## What you have to do
Your answer should be a single number: the count of lines holding the word "this".

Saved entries
[Begin]

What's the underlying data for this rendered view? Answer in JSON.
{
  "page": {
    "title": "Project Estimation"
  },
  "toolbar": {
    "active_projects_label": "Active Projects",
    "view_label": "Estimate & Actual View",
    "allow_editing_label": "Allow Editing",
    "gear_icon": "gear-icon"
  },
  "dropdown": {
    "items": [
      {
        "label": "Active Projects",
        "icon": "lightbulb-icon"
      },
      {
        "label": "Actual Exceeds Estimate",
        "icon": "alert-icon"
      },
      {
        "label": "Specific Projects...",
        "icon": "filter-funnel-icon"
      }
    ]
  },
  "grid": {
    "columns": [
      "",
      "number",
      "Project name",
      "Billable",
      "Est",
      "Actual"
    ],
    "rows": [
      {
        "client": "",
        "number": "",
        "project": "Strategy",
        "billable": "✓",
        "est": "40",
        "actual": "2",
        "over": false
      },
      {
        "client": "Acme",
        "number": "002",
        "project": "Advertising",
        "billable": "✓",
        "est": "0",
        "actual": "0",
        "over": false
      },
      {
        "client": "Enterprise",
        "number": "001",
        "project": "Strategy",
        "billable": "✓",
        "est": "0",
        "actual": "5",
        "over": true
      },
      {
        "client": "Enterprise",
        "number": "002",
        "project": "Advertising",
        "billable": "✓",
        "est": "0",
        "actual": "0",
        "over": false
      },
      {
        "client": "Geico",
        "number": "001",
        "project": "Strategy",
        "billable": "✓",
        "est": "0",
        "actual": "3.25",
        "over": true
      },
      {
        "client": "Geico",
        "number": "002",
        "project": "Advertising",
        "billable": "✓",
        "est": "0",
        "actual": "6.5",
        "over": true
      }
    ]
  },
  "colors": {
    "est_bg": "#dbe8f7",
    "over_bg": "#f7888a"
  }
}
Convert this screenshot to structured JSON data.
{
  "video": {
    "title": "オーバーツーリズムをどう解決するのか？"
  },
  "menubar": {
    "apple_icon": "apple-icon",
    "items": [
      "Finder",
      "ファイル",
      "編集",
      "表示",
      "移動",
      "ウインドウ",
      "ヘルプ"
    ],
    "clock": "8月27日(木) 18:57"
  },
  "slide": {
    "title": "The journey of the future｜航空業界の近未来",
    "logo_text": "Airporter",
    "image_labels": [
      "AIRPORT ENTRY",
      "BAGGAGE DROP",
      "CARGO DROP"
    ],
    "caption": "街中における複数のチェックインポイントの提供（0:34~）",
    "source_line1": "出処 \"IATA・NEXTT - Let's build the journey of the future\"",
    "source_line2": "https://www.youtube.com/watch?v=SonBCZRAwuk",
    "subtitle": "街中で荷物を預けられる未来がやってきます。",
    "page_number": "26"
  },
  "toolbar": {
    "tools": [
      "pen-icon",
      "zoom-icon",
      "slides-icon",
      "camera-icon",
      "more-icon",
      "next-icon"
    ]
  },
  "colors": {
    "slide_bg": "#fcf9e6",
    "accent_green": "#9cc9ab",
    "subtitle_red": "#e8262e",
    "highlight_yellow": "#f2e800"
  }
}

[End]

## Response to the exercise
2